## To-do list
A – Retype the account of Tante Liesel, everything from "I spent a while" down to "is her story.".
B – Answer these questions on the account of Tante Liesel:
(i) What is the theme of Holocaust Memorial Day this year?
(ii) On what date was Luise Karolina Schwarz born?
(iii) At which school did Liesel study Kunstgewerbe?
C – Give what follows in the account of Tante Liesel, continuing from the point where it stops.

## Supplied passage
>> Start

Tante Liesel

I spent a while thinking about what blog I would write for Holocaust Memorial Day. The theme this year is ‘Be the Light in the Darkness’. The blog I posted in February last year, about the different ways people helped my Oma’s family, would have been perfect for it. When I looked down my list of blog ideas there weren’t many ‘light’ topics there. But I think this blog fits, and it’s one I’ve wanted to write for a long time. It’s about my Oma’s aunt – her favourite relative – who she described as “a person of great sensitivity and artistic feeling”. Her full name was Luise Karolina Schwarz, but everybody called her Liesel. To my Oma, to my mum, and to me, she is Tante Liesel. In fact, as a child (before I knew that ‘Tante’ meant ‘Aunt’) I actually thought her name was ‘Tanteliesel’. This is her story.

Luise Karoline Schwarz, c. 1910

Luise Karolina Schwarz was born on 3rd September 1890, to Henrietta and Salomon Schwarz. She had two older brothers, Friedrich ‘Fritz’ (born 1883, whose life you can read about here), and my great-grandfather, Philipp (born 1888). My Oma, Susanne, recalled that she was “especially devoted to her brother Philipp”. Liesel never married, or had children, but she clearly loved her nieces and nephews. In her memoir, Susanne wrote fondly about Liesel:

“With her strong feeling for children and young people, and her happy sense of humour, she was always a favourite aunt to us children”.

Liesel studied Kunstgewerbe at the Königliche Kunstgewerbeschule München (Royal School of Arts and Crafts) in Munich. She specialised in weaving, and had her own loom in her home in Landau. I’m sure that my Oma’s subsequent career as an artist owed a lot to Tanta Liesel’s influence. In fact, in with all the family photos and official documents, we have an envelope, which holds three little pieces of art that Susanne had made for Liesel as a child. One of them was sent to Liesel on her 42nd birthday, when my Oma was six years old. Susanne wrote in her memoir about how much her mother “encouraged us to draw and make things, and she kept and dated all our early ‘works’, though sadly these were lost in the war”. So I think it must have meant a lot to her that Liesel had kept these little creations from her childhood.

>> End

## Record set

>> Start

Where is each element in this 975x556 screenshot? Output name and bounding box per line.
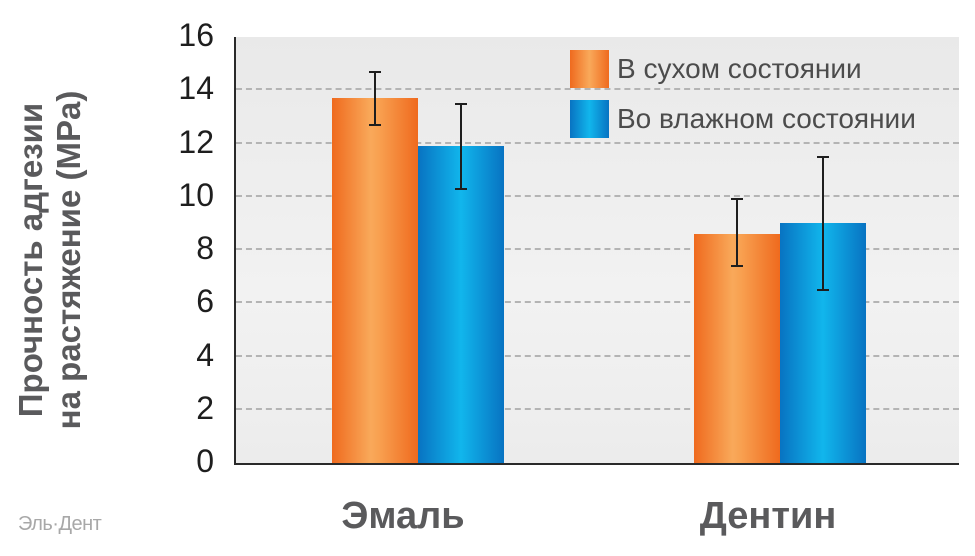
y-tick-label: 10	[178, 176, 214, 213]
gridline	[236, 88, 959, 91]
legend-swatch-dry	[570, 50, 609, 88]
legend-item-dry: В сухом состоянии	[570, 44, 916, 94]
gridline	[236, 248, 959, 250]
y-tick-label: 0	[196, 443, 214, 479]
error-bar	[455, 102, 467, 190]
bar-dry-0	[332, 98, 418, 463]
legend: В сухом состоянии Во влажном состоянии	[570, 44, 916, 144]
y-tick-label: 12	[178, 123, 214, 160]
watermark: Эль·Дент	[18, 513, 102, 535]
legend-item-wet: Во влажном состоянии	[570, 94, 916, 144]
category-label-dentin: Дентин	[699, 495, 837, 537]
y-tick-label: 14	[178, 70, 214, 107]
legend-swatch-wet	[570, 100, 609, 138]
gridline	[236, 141, 959, 144]
error-bar	[817, 155, 829, 292]
y-tick-label: 4	[196, 336, 214, 373]
bar-wet-0	[418, 146, 504, 463]
y-axis-title: Прочность адгезии на растяжение (MPa)	[12, 91, 88, 430]
gridline	[236, 407, 959, 410]
gridline	[236, 301, 959, 304]
y-axis-title-line-1: Прочность адгезии	[12, 102, 49, 418]
y-tick-label: 2	[196, 389, 214, 426]
legend-label-wet: Во влажном состоянии	[617, 103, 916, 134]
legend-label-dry: В сухом состоянии	[617, 53, 862, 84]
y-tick-label: 6	[196, 283, 214, 320]
gridline	[236, 194, 959, 197]
gridline	[236, 354, 959, 357]
plot-area: В сухом состоянии Во влажном состоянии	[234, 37, 959, 465]
error-bar	[731, 198, 743, 267]
error-bar	[369, 70, 381, 127]
category-label-enamel: Эмаль	[341, 495, 465, 537]
y-axis-title-wrap: Прочность адгезии на растяжение (MPa)	[0, 0, 100, 460]
y-tick-label: 8	[196, 230, 214, 266]
y-tick-label: 16	[178, 17, 214, 53]
bar-dry-1	[694, 234, 780, 463]
y-axis-title-line-2: на растяжение (MPa)	[50, 90, 87, 430]
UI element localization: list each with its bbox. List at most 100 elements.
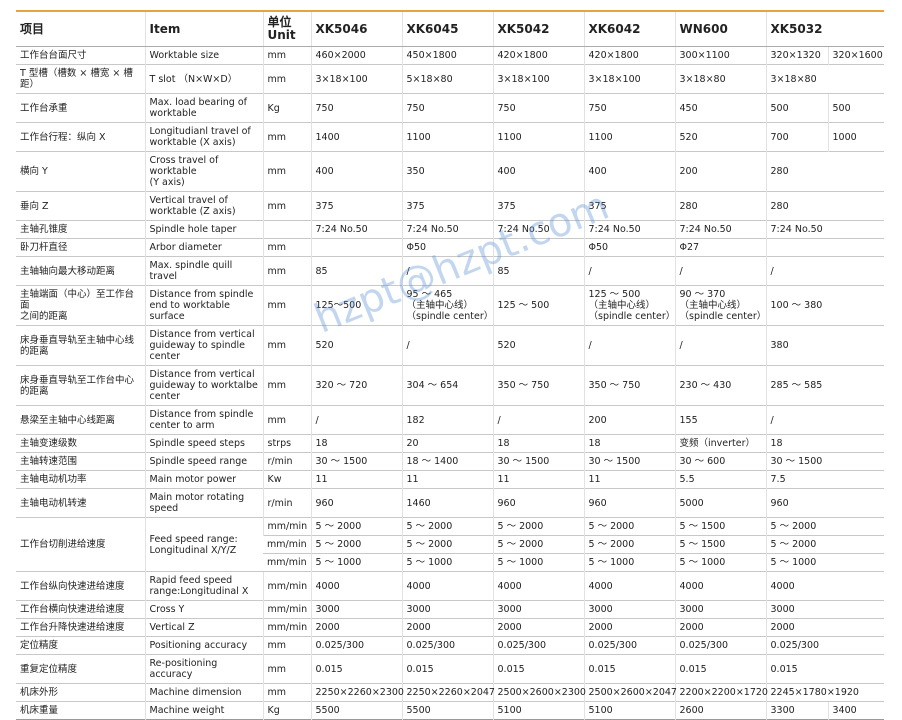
value-cell: 18 — [492, 434, 584, 453]
value-cell: 375 — [583, 191, 675, 221]
value-cell: 5 ～ 2000 — [310, 535, 402, 554]
value-cell: 5 ～ 2000 — [765, 517, 885, 536]
value-cell: 变频（inverter） — [674, 434, 766, 453]
value-cell: 280 — [765, 191, 885, 221]
header-cell: XK5042 — [492, 11, 584, 47]
value-cell: 11 — [492, 470, 584, 489]
unit-cell: mm — [262, 405, 311, 435]
table-row: 工作台行程：纵向 X Longitudianl travel of worktab… — [16, 122, 885, 152]
value-cell: 4000 — [583, 571, 675, 601]
value-cell — [492, 238, 584, 257]
value-cell: 4000 — [401, 571, 493, 601]
item-cell: Machine weight — [144, 701, 263, 720]
value-cell: Φ50 — [583, 238, 675, 257]
table-row: 定位精度 Positioning accuracy mm 0.025/300 0.025… — [16, 636, 885, 655]
item-cell: Positioning accuracy — [144, 636, 263, 655]
value-cell: 0.025/300 — [583, 636, 675, 655]
item-cell: Longitudianl travel of worktable (X axis… — [144, 122, 263, 152]
item-cell: Re-positioning accuracy — [144, 654, 263, 684]
value-cell: 7:24 No.50 — [310, 220, 402, 239]
value-cell: 460×2000 — [310, 46, 402, 65]
value-cell: / — [492, 405, 584, 435]
unit-cell: mm — [262, 46, 311, 65]
value-cell: 3×18×100 — [583, 64, 675, 94]
item-cell: Cross travel of worktable (Y axis) — [144, 151, 263, 192]
value-cell: / — [674, 256, 766, 286]
table-row: 床身垂直导轨至主轴中心线 的距离 Distance from vertical g… — [16, 325, 885, 366]
value-cell: 2600 — [674, 701, 766, 720]
value-cell: 400 — [310, 151, 402, 192]
value-cell: 350 ～ 750 — [583, 365, 675, 406]
value-cell: 0.025/300 — [674, 636, 766, 655]
item-cell: Rapid feed speed range:Longitudinal X — [144, 571, 263, 601]
value-cell: 0.015 — [492, 654, 584, 684]
value-cell: 500 — [827, 93, 885, 123]
value-cell: 520 — [674, 122, 766, 152]
value-cell: 3×18×80 — [674, 64, 766, 94]
value-cell: 380 — [765, 325, 885, 366]
table-row: 工作台台面尺寸 Worktable size mm 460×2000 450×1800 4… — [16, 46, 885, 65]
table-row: 机床外形 Machine dimension mm 2250×2260×2300 225… — [16, 683, 885, 702]
table-row: 垂向 Z Vertical travel of worktable (Z axis… — [16, 191, 885, 221]
value-cell: 0.025/300 — [765, 636, 885, 655]
value-cell: 20 — [401, 434, 493, 453]
value-cell: 5100 — [583, 701, 675, 720]
value-cell: 285 ～ 585 — [765, 365, 885, 406]
value-cell: 5 ～ 2000 — [401, 517, 493, 536]
value-cell: 5100 — [492, 701, 584, 720]
value-cell: 2000 — [310, 618, 402, 637]
value-cell: 2245×1780×1920 — [765, 683, 885, 702]
value-cell: 85 — [492, 256, 584, 286]
label-cell: 工作台升降快速进给速度 — [16, 618, 145, 637]
header-cell: XK5032 — [765, 11, 885, 47]
unit-cell: mm/min — [263, 553, 311, 572]
label-cell: 工作台纵向快速进给速度 — [16, 571, 145, 601]
value-cell: 2000 — [492, 618, 584, 637]
value-cell: 200 — [674, 151, 766, 192]
value-cell: 1460 — [401, 488, 493, 518]
value-cell: 7:24 No.50 — [765, 220, 885, 239]
label-cell: T 型槽（槽数 × 槽宽 × 槽距） — [16, 64, 145, 94]
value-cell: 960 — [310, 488, 402, 518]
unit-cell: mm — [262, 191, 311, 221]
header-cell: XK6045 — [401, 11, 493, 47]
value-cell: 2250×2260×2047 — [401, 683, 495, 702]
value-cell: 18 — [310, 434, 402, 453]
value-cell: 125 ～ 500 （主轴中心线） （spindle center） — [583, 285, 675, 326]
value-cell — [310, 238, 402, 257]
value-cell: 1400 — [310, 122, 402, 152]
value-cell: 0.015 — [310, 654, 402, 684]
item-cell: T slot （N×W×D） — [144, 64, 263, 94]
header-cell: XK5046 — [310, 11, 402, 47]
value-cell: 5 ～ 1000 — [310, 553, 402, 572]
table-body: 工作台台面尺寸 Worktable size mm 460×2000 450×1800 4… — [16, 46, 885, 720]
value-cell: 420×1800 — [583, 46, 675, 65]
value-cell: 280 — [765, 151, 885, 192]
value-cell: 1100 — [401, 122, 493, 152]
value-cell: / — [765, 405, 885, 435]
value-cell: 5 ～ 1000 — [401, 553, 493, 572]
value-cell: 7:24 No.50 — [492, 220, 584, 239]
value-cell: 375 — [401, 191, 493, 221]
value-cell: 5 ～ 1500 — [674, 535, 766, 554]
value-cell: 400 — [583, 151, 675, 192]
value-cell: 450 — [674, 93, 766, 123]
label-cell: 工作台横向快速进给速度 — [16, 600, 145, 619]
table-row: 悬梁至主轴中心线距离 Distance from spindle center t… — [16, 405, 885, 435]
value-cell: 5 ～ 2000 — [310, 517, 402, 536]
unit-cell: mm/min — [262, 571, 311, 601]
value-cell: 200 — [583, 405, 675, 435]
value-cell: 960 — [583, 488, 675, 518]
value-cell: 5500 — [401, 701, 493, 720]
value-cell: 3400 — [827, 701, 885, 720]
item-cell: Distance from vertical guideway to spind… — [144, 325, 263, 366]
value-cell: 3×18×80 — [765, 64, 885, 94]
value-cell: 30 ～ 1500 — [765, 452, 885, 471]
label-cell: 机床外形 — [16, 683, 145, 702]
value-cell: 30 ～ 600 — [674, 452, 766, 471]
label-cell: 主轴电动机转速 — [16, 488, 145, 518]
value-cell: 5 ～ 1500 — [674, 517, 766, 536]
value-cell: 3000 — [401, 600, 493, 619]
item-cell: Machine dimension — [144, 683, 263, 702]
value-cell: / — [310, 405, 402, 435]
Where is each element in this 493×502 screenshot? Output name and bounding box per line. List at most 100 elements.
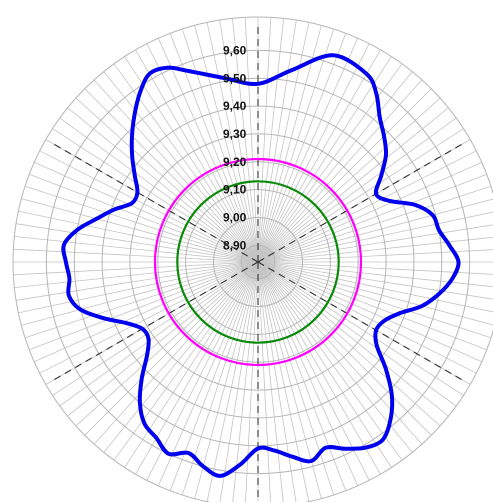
dashed-axis: [257, 261, 462, 380]
angular-grid-line: [257, 71, 413, 263]
angular-grid-line: [67, 261, 259, 417]
radial-tick-labels: 8,90 9,00 9,10 9,20 9,30 9,40 9,50 9,60: [223, 43, 247, 252]
angular-grid-line: [67, 107, 259, 263]
angular-grid-line: [257, 28, 335, 263]
angular-grid-line: [257, 43, 370, 263]
angular-grid-line: [39, 261, 259, 374]
angular-grid-line: [59, 261, 259, 407]
radial-grid-ring: [45, 49, 471, 475]
angular-grid-line: [257, 261, 347, 491]
angular-grid-line: [219, 19, 259, 263]
angular-grid-line: [257, 236, 493, 263]
angular-grid-line: [257, 79, 423, 263]
angular-grid-line: [257, 97, 441, 263]
angular-grid-line: [219, 261, 259, 502]
angular-grid-line: [146, 261, 259, 481]
angular-grid-line: [257, 88, 432, 263]
angular-grid-line: [257, 261, 381, 475]
angular-grid-line: [135, 49, 259, 263]
angular-grid-line: [257, 18, 284, 263]
angular-grid-line: [244, 17, 259, 263]
angular-grid-line: [257, 261, 441, 427]
angular-grid-line: [157, 261, 259, 486]
angular-grid-line: [257, 261, 464, 396]
radial-tick-label: 9,30: [223, 127, 247, 141]
angular-grid-line: [257, 261, 297, 502]
angular-grid-line: [257, 173, 487, 263]
angular-grid-line: [257, 261, 493, 300]
angular-grid-line: [257, 56, 392, 263]
angular-grid-line: [206, 261, 259, 502]
angular-grid-line: [135, 261, 259, 475]
angular-grid-line: [124, 56, 259, 263]
angular-grid-line: [257, 261, 392, 468]
angular-grid-line: [257, 261, 284, 502]
angular-grid-line: [103, 71, 259, 263]
angular-grid-line: [52, 261, 259, 396]
angular-grid-line: [257, 19, 297, 263]
angular-grid-line: [13, 261, 259, 276]
angular-grid-line: [21, 261, 259, 326]
radial-tick-label: 9,00: [223, 211, 247, 225]
series-layer: [61, 53, 461, 478]
angular-grid-line: [21, 198, 259, 263]
angular-grid-line: [257, 261, 493, 288]
angular-grid-line: [257, 261, 449, 417]
angular-grid-line: [124, 261, 259, 468]
angular-grid-line: [257, 261, 493, 313]
angular-grid-line: [257, 150, 477, 263]
outer-ring: [12, 16, 493, 502]
angular-grid-line: [157, 38, 259, 263]
angular-grid-line: [257, 17, 272, 263]
radial-tick-label: 9,20: [223, 155, 247, 169]
radial-grid-ring: [101, 105, 415, 419]
angular-grid-line: [257, 117, 457, 263]
angular-grid-line: [257, 261, 403, 461]
angular-grid-line: [29, 261, 259, 351]
angular-grid-line: [18, 261, 259, 314]
radial-grid-ring: [213, 217, 303, 307]
reference-circle: [153, 157, 363, 367]
angular-grid-line: [15, 261, 259, 301]
angular-grid-line: [257, 22, 310, 263]
radial-tick-label: 9,50: [223, 71, 247, 85]
angular-grid-line: [13, 248, 259, 263]
angular-grid-line: [93, 261, 259, 445]
angular-grid-line: [257, 38, 359, 263]
angular-grid-line: [59, 117, 259, 263]
dashed-axes: [54, 27, 462, 497]
angular-grid-line: [257, 128, 464, 263]
angular-grid-line: [257, 261, 271, 502]
dashed-axis: [54, 144, 259, 263]
angular-grid-line: [257, 249, 493, 263]
angular-grid-line: [257, 211, 493, 263]
angular-grid-line: [245, 261, 259, 502]
angular-grid-line: [146, 43, 259, 263]
radial-tick-label: 9,60: [223, 43, 247, 57]
radial-tick-label: 8,90: [223, 238, 247, 252]
angular-grid-line: [93, 79, 259, 263]
angular-grid-line: [14, 236, 259, 263]
angular-grid-line: [39, 150, 259, 263]
angular-grid-line: [75, 261, 259, 427]
angular-grid-line: [257, 261, 487, 351]
angular-grid-line: [84, 261, 259, 436]
angular-grid-line: [194, 261, 259, 499]
angular-grid-line: [257, 261, 492, 339]
angular-grid-line: [113, 261, 259, 461]
angular-grid-line: [257, 261, 432, 436]
angular-grid-line: [257, 261, 457, 407]
dashed-axis: [257, 144, 462, 263]
angular-grid-line: [14, 261, 259, 288]
angular-grid: [13, 17, 493, 502]
angular-grid-line: [52, 128, 259, 263]
angular-grid-line: [103, 261, 259, 453]
reference-circle: [176, 180, 340, 344]
angular-grid-line: [257, 261, 335, 496]
angular-grid-line: [18, 210, 259, 263]
angular-grid-line: [29, 173, 259, 263]
angular-grid-line: [232, 18, 259, 263]
radial-grid-ring: [129, 133, 387, 391]
angular-grid-line: [24, 261, 259, 339]
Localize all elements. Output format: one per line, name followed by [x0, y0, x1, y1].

>> End

## Responses to the tasks
A –
I spent a while thinking about what blog I would write for Holocaust Memorial Day. The theme this year is ‘Be the Light in the Darkness’. The blog I posted in February last year, about the different ways people helped my Oma’s family, would have been perfect for it. When I looked down my list of blog ideas there weren’t many ‘light’ topics there. But I think this blog fits, and it’s one I’ve wanted to write for a long time. It’s about my Oma’s aunt – her favourite relative – who she described as “a person of great sensitivity and artistic feeling”. Her full name was Luise Karolina Schwarz, but everybody called her Liesel. To my Oma, to my mum, and to me, she is Tante Liesel. In fact, as a child (before I knew that ‘Tante’ meant ‘Aunt’) I actually thought her name was ‘Tanteliesel’. This is her story.

B –
(i) ‘Be the Light in the Darkness’
(ii) 3rd September 1890
(iii) The Königliche Kunstgewerbeschule München (Royal School of Arts and Crafts) in Munich

C –
Art from my Oma to her Tante Liesel. On the back of the bottom picture Susanne’s mum has written “Der lieben Tante Liesel von ihrer Susanne 3. Sept 1932”

Though Liesel’s main passion was art, she was also a keen cook. Susanne recalls in her memoir the happy times that she and her father spent in Landau during the summer holidays:

“In Landau Tante Liesel worked hard to make it a nice holiday for us, especially with her cooking. She was very good at spoiling her brother and me.”

Probably my most prized possession is Liesel’s handwritten recipe book. It reminds me so much of something I would make (i.e. ridiculously over the top and time-consuming). 

Liesel’s recipe book, 1912

The book begins on Montag, den 4. November 1912. She wrote out the Speisezettel (menu): Reissuppe; Ochsenfleisch mit Meerrettig u. Zwiebelbeiguss, Kalbsbraten mit gebratenen Kartoffeln und Salat; Haselnusscrême (rice soup; ox meat with horseradish and onion glaze, roast veal with fried potatoes and salad; hazelnut cream), and then the recipes for each of these dishes. She notes that the recipes are right for six people – her, her two brothers, their parents and (unless I’m forgetting somebody obvious) another unknown person.

She writes out the menu and recipes for most days until Mittwoch, den 11. Dezember 1912: Gebackene Griesklöschensuppe; Hummer-Mayonnaise; Schnitzel àla Holstein mit Sauce béarnaise; Pfirsich-Rahmschnee (baked semolina dumpling soup; lobster mayonnaise, escalopes à la Holstein with béarnaise sauce; peach cream mousse). The last 20 or so pages are taken up by an index, with a section for ‘Suppen’ a section for ‘Fleischspeisen’, a section for ‘Torten’, etc. She’s numbered every page of the book and indexed each recipe in the relevant section. As a vegetarian, I’m absolutely horrified by most of the meals, but the book is one of my favourite things in the world. My only worry is, if this only covers November to December 1912, how many others were there?

Liesel was very close to her mother, Henriette. Her father, Salomon, died in 1914, when Liesel was only 24. My great-grandfather, Philipp, married Marianne in 1924, and moved to Bad Dürkheim. Fritz, the oldest brother, was married to Babette (who had been the family’s cook) and his family lived on the top floor of the house. This left Luise, who never married, living in the first floor of the house with her mother until Henriette’s death in 1930. In her Will Henriette wrote of Liesel: 

“I am giving preference to my daughter Liesel because she cared for me for many years while I was unwell, denying herself and sacrificing herself for me. She was always there for me and always in her loving way had only my well-being in mind. May she find the reward for it that she deserves”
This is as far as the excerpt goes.